--- Begin ---

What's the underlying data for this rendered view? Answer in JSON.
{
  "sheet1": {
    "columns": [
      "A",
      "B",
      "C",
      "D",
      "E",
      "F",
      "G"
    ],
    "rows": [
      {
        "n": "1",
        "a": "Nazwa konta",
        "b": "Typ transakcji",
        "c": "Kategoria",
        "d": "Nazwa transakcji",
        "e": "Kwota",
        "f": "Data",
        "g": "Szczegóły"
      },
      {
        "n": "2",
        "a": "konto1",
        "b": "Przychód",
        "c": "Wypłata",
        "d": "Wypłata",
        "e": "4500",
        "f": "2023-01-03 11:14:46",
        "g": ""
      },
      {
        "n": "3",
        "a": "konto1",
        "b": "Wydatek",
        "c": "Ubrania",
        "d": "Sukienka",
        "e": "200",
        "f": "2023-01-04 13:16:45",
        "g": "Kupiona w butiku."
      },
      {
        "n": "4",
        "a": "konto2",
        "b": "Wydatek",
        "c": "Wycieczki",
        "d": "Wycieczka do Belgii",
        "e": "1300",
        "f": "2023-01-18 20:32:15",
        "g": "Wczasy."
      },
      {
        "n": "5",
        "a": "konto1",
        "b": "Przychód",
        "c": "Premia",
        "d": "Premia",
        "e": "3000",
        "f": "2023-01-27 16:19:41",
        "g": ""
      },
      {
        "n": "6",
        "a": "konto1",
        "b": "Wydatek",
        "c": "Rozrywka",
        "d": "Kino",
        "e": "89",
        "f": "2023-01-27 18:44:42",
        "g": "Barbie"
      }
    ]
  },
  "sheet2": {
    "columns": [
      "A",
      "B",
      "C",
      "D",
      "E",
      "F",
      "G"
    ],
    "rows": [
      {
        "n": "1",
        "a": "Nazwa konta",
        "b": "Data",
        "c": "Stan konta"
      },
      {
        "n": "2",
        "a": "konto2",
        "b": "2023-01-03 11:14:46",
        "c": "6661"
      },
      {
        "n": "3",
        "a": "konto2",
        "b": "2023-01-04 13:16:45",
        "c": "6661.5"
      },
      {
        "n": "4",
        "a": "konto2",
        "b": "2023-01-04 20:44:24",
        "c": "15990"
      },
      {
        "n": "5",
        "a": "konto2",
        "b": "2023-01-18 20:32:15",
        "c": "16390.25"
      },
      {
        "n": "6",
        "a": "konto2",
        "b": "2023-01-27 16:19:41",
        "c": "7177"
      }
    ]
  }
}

--- End ---

* [Stated problem] Each line of the material should be duplicated exactly, please.

* [Solution for this problem]
What's the underlying data for this rendered view? Answer in JSON.
{
  "sheet1": {
    "columns": [
      "A",
      "B",
      "C",
      "D",
      "E",
      "F",
      "G"
    ],
    "rows": [
      {
        "n": "1",
        "a": "Nazwa konta",
        "b": "Typ transakcji",
        "c": "Kategoria",
        "d": "Nazwa transakcji",
        "e": "Kwota",
        "f": "Data",
        "g": "Szczegóły"
      },
      {
        "n": "2",
        "a": "konto1",
        "b": "Przychód",
        "c": "Wypłata",
        "d": "Wypłata",
        "e": "4500",
        "f": "2023-01-03 11:14:46",
        "g": ""
      },
      {
        "n": "3",
        "a": "konto1",
        "b": "Wydatek",
        "c": "Ubrania",
        "d": "Sukienka",
        "e": "200",
        "f": "2023-01-04 13:16:45",
        "g": "Kupiona w butiku."
      },
      {
        "n": "4",
        "a": "konto2",
        "b": "Wydatek",
        "c": "Wycieczki",
        "d": "Wycieczka do Belgii",
        "e": "1300",
        "f": "2023-01-18 20:32:15",
        "g": "Wczasy."
      },
      {
        "n": "5",
        "a": "konto1",
        "b": "Przychód",
        "c": "Premia",
        "d": "Premia",
        "e": "3000",
        "f": "2023-01-27 16:19:41",
        "g": ""
      },
      {
        "n": "6",
        "a": "konto1",
        "b": "Wydatek",
        "c": "Rozrywka",
        "d": "Kino",
        "e": "89",
        "f": "2023-01-27 18:44:42",
        "g": "Barbie"
      }
    ]
  },
  "sheet2": {
    "columns": [
      "A",
      "B",
      "C",
      "D",
      "E",
      "F",
      "G"
    ],
    "rows": [
      {
        "n": "1",
        "a": "Nazwa konta",
        "b": "Data",
        "c": "Stan konta"
      },
      {
        "n": "2",
        "a": "konto2",
        "b": "2023-01-03 11:14:46",
        "c": "6661"
      },
      {
        "n": "3",
        "a": "konto2",
        "b": "2023-01-04 13:16:45",
        "c": "6661.5"
      },
      {
        "n": "4",
        "a": "konto2",
        "b": "2023-01-04 20:44:24",
        "c": "15990"
      },
      {
        "n": "5",
        "a": "konto2",
        "b": "2023-01-18 20:32:15",
        "c": "16390.25"
      },
      {
        "n": "6",
        "a": "konto2",
        "b": "2023-01-27 16:19:41",
        "c": "7177"
      }
    ]
  }
}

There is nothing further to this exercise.